Copy out the lines from the one containing "source-text: Office of" through the last line, both ends included, with no changes.

Image-based layout lines:

——

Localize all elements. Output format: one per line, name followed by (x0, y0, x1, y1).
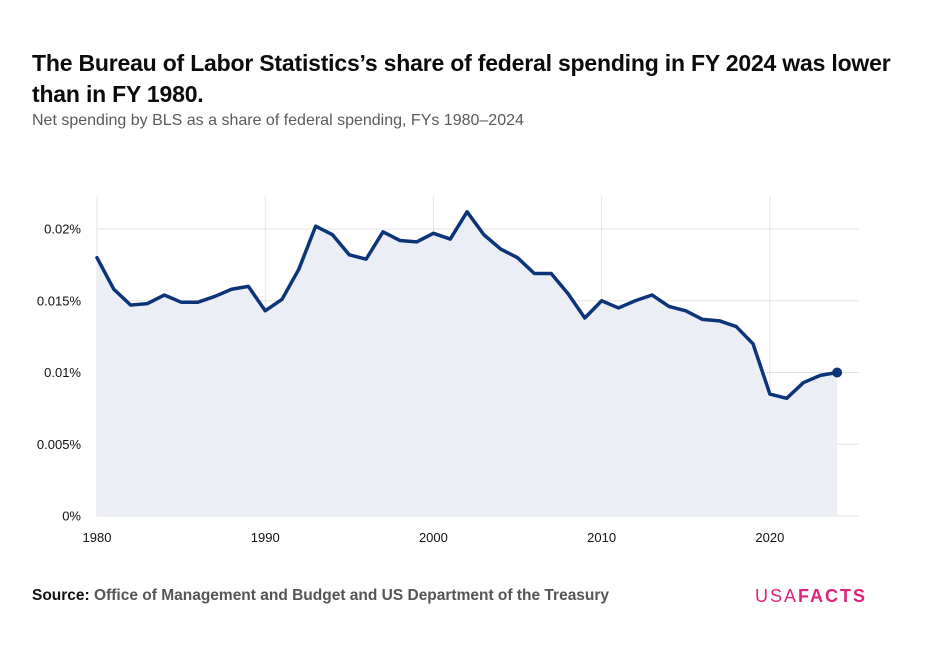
source-text: Office of Management and Budget and US D… (94, 587, 610, 604)
source-label: Source: (32, 587, 90, 604)
logo-usa: USA (755, 586, 799, 606)
x-tick-label: 2020 (755, 530, 784, 545)
y-tick-label: 0.005% (37, 437, 82, 452)
x-tick-label: 2010 (587, 530, 616, 545)
area-fill (97, 211, 838, 516)
x-tick-label: 1990 (251, 530, 280, 545)
y-tick-label: 0.015% (37, 293, 82, 308)
chart-subtitle: Net spending by BLS as a share of federa… (32, 112, 524, 129)
logo-facts: FACTS (798, 586, 868, 606)
y-axis-labels: 0% 0.005% 0.01% 0.015% 0.02% (37, 222, 82, 524)
source-note: Source: Office of Management and Budget … (32, 587, 609, 605)
x-tick-label: 2000 (419, 530, 448, 545)
last-point-marker (832, 367, 843, 378)
x-axis-labels: 1980 1990 2000 2010 2020 (83, 530, 785, 545)
y-tick-label: 0.01% (44, 365, 81, 380)
usafacts-logo: USAFACTS (755, 586, 867, 607)
series-line (95, 210, 839, 401)
y-tick-label: 0.02% (44, 222, 81, 237)
x-tick-label: 1980 (83, 530, 112, 545)
chart-title: The Bureau of Labor Statistics’s share o… (32, 50, 891, 107)
y-tick-label: 0% (62, 509, 81, 524)
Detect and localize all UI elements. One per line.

——

_Reply to the task_
source-text: Office of Management and Budget and US D… (94, 587, 610, 604)
source-label: Source: (32, 587, 90, 604)
logo-usa: USA (755, 586, 799, 606)
x-tick-label: 2020 (755, 530, 784, 545)
y-tick-label: 0.005% (37, 437, 82, 452)
x-tick-label: 2010 (587, 530, 616, 545)
area-fill (97, 211, 838, 516)
x-tick-label: 1990 (251, 530, 280, 545)
y-tick-label: 0.015% (37, 293, 82, 308)
chart-subtitle: Net spending by BLS as a share of federa… (32, 112, 524, 129)
logo-facts: FACTS (798, 586, 868, 606)
y-axis-labels: 0% 0.005% 0.01% 0.015% 0.02% (37, 222, 82, 524)
source-note: Source: Office of Management and Budget … (32, 587, 609, 605)
x-tick-label: 2000 (419, 530, 448, 545)
last-point-marker (832, 367, 843, 378)
x-axis-labels: 1980 1990 2000 2010 2020 (83, 530, 785, 545)
y-tick-label: 0.01% (44, 365, 81, 380)
usafacts-logo: USAFACTS (755, 586, 867, 607)
series-line (95, 210, 839, 401)
y-tick-label: 0.02% (44, 222, 81, 237)
x-tick-label: 1980 (83, 530, 112, 545)
chart-title: The Bureau of Labor Statistics’s share o… (32, 50, 891, 107)
y-tick-label: 0% (62, 509, 81, 524)
Detect and localize all UI elements. One per line.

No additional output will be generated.